- _The exercise_: Go through the listing and copy each line with the string "Filters".

** START OF Raw data **

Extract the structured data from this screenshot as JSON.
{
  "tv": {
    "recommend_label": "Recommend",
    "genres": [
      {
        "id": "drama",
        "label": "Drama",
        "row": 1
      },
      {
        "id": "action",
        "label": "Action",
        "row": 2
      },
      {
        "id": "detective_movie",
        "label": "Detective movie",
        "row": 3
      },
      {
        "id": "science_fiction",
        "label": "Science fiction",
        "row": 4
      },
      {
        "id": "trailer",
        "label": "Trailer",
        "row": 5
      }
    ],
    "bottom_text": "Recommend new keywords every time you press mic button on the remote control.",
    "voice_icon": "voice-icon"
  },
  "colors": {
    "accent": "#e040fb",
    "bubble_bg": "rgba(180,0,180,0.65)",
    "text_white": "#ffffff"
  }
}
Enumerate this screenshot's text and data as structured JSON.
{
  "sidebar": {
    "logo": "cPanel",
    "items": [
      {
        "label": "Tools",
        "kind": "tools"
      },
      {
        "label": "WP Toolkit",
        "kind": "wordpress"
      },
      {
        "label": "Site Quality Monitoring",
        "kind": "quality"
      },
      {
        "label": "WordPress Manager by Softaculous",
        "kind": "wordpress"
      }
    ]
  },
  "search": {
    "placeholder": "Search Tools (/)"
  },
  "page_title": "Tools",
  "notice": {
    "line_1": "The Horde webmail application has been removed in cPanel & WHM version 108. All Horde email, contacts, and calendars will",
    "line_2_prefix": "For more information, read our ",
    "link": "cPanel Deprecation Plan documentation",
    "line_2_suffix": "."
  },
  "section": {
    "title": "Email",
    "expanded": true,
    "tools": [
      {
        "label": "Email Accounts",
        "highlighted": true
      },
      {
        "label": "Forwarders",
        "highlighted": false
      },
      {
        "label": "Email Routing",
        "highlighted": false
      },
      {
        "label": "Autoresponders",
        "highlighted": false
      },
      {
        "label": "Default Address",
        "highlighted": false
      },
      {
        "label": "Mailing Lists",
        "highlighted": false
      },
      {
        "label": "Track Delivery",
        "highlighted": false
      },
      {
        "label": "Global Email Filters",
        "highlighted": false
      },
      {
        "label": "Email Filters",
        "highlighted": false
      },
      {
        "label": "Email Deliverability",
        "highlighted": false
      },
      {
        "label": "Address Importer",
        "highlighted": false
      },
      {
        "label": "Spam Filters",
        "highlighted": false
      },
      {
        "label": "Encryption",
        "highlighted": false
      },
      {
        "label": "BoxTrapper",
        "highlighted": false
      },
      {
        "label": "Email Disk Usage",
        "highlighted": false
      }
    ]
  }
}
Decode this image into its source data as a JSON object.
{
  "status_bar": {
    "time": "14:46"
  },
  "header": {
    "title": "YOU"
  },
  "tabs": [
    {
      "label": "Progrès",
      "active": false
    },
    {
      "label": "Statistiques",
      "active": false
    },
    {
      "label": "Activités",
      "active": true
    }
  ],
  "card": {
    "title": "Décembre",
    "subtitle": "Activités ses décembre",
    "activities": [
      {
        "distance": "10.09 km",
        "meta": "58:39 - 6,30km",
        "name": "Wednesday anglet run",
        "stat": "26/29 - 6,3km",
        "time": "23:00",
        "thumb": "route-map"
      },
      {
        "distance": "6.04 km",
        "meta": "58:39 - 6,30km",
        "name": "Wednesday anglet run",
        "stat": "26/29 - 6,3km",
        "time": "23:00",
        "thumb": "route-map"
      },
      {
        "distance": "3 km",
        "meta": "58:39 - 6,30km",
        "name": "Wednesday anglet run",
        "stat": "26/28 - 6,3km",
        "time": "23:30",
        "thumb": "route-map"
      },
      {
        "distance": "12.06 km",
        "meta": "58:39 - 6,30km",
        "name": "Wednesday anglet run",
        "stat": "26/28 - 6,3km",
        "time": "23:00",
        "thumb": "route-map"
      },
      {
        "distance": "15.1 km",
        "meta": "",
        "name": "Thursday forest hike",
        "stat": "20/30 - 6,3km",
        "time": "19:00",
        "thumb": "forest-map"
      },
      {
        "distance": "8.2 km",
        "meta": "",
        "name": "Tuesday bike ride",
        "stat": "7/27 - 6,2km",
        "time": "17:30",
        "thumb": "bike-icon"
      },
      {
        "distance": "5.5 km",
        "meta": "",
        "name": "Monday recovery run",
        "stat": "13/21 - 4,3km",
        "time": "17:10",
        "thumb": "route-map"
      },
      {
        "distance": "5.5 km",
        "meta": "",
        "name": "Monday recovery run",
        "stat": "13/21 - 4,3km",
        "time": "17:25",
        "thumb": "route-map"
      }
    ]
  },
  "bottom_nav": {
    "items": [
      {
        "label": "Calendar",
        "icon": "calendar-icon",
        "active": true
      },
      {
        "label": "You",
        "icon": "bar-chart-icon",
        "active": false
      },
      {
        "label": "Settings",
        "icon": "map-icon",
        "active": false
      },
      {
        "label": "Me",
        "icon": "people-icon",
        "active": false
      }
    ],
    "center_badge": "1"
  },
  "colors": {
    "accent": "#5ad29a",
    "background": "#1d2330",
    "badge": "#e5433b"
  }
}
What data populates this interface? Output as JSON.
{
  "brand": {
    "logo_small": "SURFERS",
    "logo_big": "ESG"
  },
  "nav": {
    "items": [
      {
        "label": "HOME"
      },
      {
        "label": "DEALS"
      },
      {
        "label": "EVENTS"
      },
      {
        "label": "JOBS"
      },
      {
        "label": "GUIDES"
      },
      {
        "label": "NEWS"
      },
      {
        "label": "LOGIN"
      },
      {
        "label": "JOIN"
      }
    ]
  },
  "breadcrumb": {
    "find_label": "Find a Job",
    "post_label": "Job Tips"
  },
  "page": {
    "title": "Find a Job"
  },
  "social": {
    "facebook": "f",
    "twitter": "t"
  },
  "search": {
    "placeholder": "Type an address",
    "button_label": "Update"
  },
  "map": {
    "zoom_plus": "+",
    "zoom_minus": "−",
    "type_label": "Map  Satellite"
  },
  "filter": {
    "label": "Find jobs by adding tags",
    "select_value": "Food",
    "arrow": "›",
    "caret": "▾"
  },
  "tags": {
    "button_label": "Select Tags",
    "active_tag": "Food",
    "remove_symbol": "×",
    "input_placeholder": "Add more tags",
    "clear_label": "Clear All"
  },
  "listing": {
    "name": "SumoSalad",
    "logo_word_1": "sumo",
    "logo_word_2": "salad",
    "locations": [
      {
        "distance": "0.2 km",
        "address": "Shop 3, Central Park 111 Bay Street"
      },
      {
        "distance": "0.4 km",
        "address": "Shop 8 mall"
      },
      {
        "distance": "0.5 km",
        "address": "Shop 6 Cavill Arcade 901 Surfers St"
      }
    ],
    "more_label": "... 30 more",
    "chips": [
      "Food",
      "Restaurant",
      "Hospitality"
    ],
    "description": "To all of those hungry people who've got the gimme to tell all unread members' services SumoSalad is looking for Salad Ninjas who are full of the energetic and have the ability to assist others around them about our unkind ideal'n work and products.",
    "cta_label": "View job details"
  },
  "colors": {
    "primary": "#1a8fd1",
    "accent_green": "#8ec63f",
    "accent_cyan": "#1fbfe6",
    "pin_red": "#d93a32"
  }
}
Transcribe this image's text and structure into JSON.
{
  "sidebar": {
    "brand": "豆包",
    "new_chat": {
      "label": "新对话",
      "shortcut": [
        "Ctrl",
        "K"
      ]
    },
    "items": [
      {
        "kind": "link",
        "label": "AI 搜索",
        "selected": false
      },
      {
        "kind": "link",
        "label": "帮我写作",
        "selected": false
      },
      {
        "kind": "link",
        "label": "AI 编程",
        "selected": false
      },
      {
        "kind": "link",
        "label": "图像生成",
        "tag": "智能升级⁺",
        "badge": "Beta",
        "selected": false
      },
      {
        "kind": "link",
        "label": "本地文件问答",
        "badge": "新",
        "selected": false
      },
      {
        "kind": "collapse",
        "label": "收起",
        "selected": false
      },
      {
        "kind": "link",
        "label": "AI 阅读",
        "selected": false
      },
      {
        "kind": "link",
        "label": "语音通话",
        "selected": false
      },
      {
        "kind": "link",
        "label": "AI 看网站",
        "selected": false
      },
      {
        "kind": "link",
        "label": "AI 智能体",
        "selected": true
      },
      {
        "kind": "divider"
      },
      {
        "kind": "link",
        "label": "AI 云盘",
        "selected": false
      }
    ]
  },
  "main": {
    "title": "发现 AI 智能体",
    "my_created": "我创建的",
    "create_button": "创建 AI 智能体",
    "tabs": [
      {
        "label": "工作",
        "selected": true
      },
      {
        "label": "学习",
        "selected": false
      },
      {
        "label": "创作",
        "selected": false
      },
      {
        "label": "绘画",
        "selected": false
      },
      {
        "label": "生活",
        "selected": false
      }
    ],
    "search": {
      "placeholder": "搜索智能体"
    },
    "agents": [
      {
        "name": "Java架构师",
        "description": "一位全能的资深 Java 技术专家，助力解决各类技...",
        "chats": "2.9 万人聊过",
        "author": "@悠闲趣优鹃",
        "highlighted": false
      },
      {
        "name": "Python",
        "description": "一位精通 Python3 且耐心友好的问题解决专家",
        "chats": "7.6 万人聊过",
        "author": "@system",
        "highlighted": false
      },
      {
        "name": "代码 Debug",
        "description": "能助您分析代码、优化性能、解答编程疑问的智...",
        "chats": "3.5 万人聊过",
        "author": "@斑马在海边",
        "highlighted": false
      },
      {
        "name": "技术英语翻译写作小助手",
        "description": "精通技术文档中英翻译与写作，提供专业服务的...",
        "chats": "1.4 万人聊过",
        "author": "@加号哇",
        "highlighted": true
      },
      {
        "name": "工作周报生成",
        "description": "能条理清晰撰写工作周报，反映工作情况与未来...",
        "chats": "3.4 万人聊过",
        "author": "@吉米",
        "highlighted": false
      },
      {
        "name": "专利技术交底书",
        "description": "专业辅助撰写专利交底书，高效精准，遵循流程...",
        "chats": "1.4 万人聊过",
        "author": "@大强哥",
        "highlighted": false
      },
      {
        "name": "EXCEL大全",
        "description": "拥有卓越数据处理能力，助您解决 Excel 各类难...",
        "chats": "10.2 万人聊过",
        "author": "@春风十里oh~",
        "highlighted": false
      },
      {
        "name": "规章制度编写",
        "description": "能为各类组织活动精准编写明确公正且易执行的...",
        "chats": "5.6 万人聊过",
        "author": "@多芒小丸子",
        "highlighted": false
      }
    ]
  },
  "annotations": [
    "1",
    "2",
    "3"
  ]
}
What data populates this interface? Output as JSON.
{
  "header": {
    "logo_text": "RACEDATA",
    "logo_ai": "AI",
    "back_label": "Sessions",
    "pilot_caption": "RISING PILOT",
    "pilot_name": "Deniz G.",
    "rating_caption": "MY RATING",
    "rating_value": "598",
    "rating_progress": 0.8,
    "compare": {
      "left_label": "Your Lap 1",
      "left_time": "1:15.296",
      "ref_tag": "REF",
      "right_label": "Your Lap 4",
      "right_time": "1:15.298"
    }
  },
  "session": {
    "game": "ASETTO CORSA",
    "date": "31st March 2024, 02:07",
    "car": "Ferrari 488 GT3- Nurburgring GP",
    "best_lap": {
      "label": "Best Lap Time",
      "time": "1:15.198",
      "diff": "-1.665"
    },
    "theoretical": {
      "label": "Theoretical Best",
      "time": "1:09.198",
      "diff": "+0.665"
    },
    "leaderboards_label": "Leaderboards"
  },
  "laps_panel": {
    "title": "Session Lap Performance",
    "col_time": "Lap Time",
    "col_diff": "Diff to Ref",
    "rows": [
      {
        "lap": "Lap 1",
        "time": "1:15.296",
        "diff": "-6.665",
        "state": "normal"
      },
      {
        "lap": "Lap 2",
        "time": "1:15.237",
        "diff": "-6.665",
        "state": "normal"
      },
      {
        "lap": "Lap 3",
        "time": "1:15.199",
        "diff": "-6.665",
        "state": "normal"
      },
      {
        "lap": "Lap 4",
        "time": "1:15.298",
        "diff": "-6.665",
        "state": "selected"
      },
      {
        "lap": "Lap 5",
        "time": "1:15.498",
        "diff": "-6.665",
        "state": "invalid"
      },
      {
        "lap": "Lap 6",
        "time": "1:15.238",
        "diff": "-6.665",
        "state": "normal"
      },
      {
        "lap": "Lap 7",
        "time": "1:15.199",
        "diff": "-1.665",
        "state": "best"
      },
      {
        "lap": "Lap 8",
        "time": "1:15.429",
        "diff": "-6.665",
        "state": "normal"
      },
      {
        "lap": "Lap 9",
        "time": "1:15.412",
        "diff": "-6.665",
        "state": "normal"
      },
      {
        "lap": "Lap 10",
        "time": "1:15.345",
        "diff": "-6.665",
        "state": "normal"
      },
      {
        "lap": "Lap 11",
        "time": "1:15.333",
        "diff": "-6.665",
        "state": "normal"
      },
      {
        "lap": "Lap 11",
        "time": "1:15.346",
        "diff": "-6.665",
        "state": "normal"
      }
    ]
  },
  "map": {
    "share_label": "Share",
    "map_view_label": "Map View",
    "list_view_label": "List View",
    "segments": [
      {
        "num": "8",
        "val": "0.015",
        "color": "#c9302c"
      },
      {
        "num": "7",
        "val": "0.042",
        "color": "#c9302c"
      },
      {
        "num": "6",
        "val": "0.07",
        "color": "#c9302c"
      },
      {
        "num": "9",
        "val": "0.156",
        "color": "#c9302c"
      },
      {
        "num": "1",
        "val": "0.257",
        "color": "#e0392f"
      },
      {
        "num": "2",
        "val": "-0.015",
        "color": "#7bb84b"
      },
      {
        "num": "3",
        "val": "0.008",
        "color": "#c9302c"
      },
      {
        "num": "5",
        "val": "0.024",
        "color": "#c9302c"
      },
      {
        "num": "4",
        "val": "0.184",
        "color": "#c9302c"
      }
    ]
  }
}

** END OF Raw data **

- _Solution below_:
        "label": "Global Email Filters",
        "label": "Email Filters",
        "label": "Spam Filters",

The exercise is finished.